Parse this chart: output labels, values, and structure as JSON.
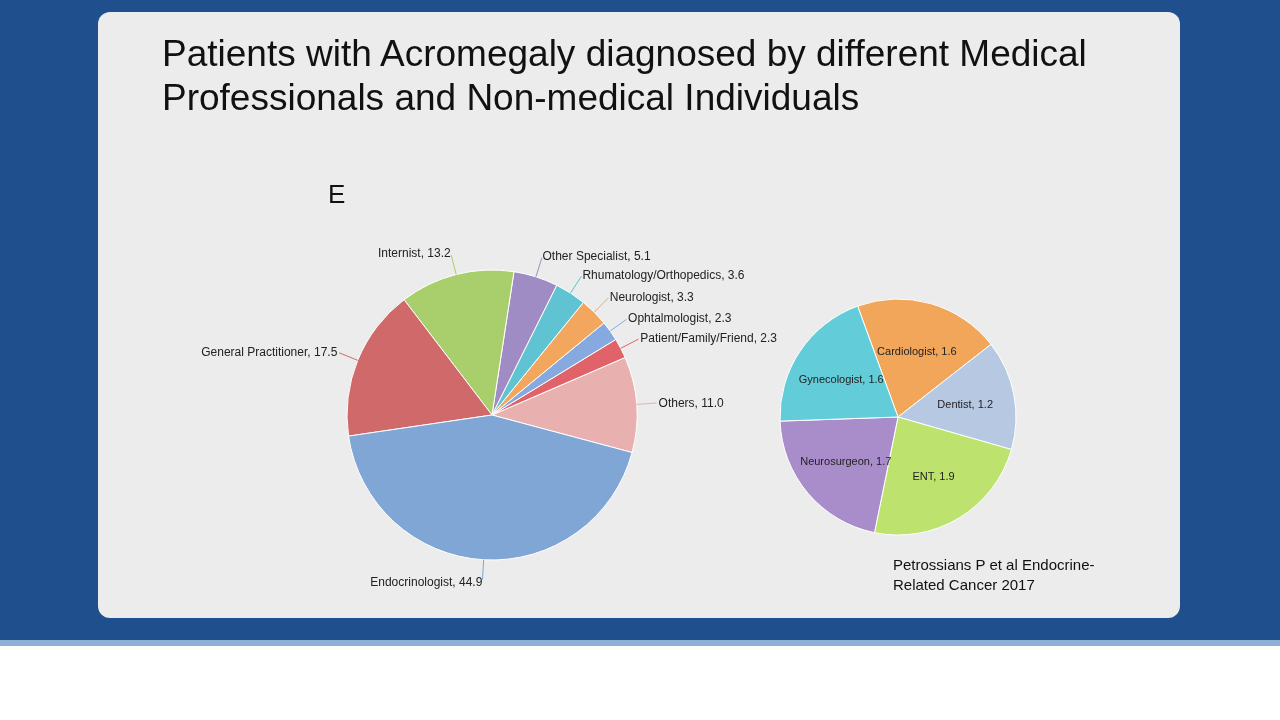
{
  "chart_data": [
    {
      "type": "pie",
      "title": "Patients with Acromegaly diagnosed by different Medical Professionals and Non-medical Individuals",
      "annotations": [
        "E"
      ],
      "categories": [
        "Others",
        "Patient/Family/Friend",
        "Ophtalmologist",
        "Neurologist",
        "Rhumatology/Orthopedics",
        "Other Specialist",
        "Internist",
        "General Practitioner",
        "Endocrinologist"
      ],
      "values": [
        11.0,
        2.3,
        2.3,
        3.3,
        3.6,
        5.1,
        13.2,
        17.5,
        44.9
      ],
      "value_labels": [
        "11.0",
        "2.3",
        "2.3",
        "3.3",
        "3.6",
        "5.1",
        "13.2",
        "17.5",
        "44.9"
      ],
      "colors": [
        "#e8b0ae",
        "#e0636a",
        "#86a9e0",
        "#f3a65e",
        "#5fc3d2",
        "#a08cc4",
        "#a9cf6c",
        "#d06a6a",
        "#7fa6d4"
      ]
    },
    {
      "type": "pie",
      "annotations": [
        "Petrossians P et al Endocrine-Related Cancer 2017"
      ],
      "categories": [
        "Cardiologist",
        "Dentist",
        "ENT",
        "Neurosurgeon",
        "Gynecologist"
      ],
      "values": [
        1.6,
        1.2,
        1.9,
        1.7,
        1.6
      ],
      "value_labels": [
        "1.6",
        "1.2",
        "1.9",
        "1.7",
        "1.6"
      ],
      "colors": [
        "#f2a65a",
        "#b7c9e2",
        "#bde26e",
        "#a98dcb",
        "#62cdd8"
      ]
    }
  ]
}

━━━━

EXERCISE DESCRIPTION — Retype the listing exactly. Pictures do not belong in the copy.

COMPLETED TASK —
Parse this chart: output labels, values, and structure as JSON.
{
  "chart_data": [
    {
      "type": "pie",
      "title": "Patients with Acromegaly diagnosed by different Medical Professionals and Non-medical Individuals",
      "annotations": [
        "E"
      ],
      "categories": [
        "Others",
        "Patient/Family/Friend",
        "Ophtalmologist",
        "Neurologist",
        "Rhumatology/Orthopedics",
        "Other Specialist",
        "Internist",
        "General Practitioner",
        "Endocrinologist"
      ],
      "values": [
        11.0,
        2.3,
        2.3,
        3.3,
        3.6,
        5.1,
        13.2,
        17.5,
        44.9
      ],
      "value_labels": [
        "11.0",
        "2.3",
        "2.3",
        "3.3",
        "3.6",
        "5.1",
        "13.2",
        "17.5",
        "44.9"
      ],
      "colors": [
        "#e8b0ae",
        "#e0636a",
        "#86a9e0",
        "#f3a65e",
        "#5fc3d2",
        "#a08cc4",
        "#a9cf6c",
        "#d06a6a",
        "#7fa6d4"
      ]
    },
    {
      "type": "pie",
      "annotations": [
        "Petrossians P et al Endocrine-Related Cancer 2017"
      ],
      "categories": [
        "Cardiologist",
        "Dentist",
        "ENT",
        "Neurosurgeon",
        "Gynecologist"
      ],
      "values": [
        1.6,
        1.2,
        1.9,
        1.7,
        1.6
      ],
      "value_labels": [
        "1.6",
        "1.2",
        "1.9",
        "1.7",
        "1.6"
      ],
      "colors": [
        "#f2a65a",
        "#b7c9e2",
        "#bde26e",
        "#a98dcb",
        "#62cdd8"
      ]
    }
  ]
}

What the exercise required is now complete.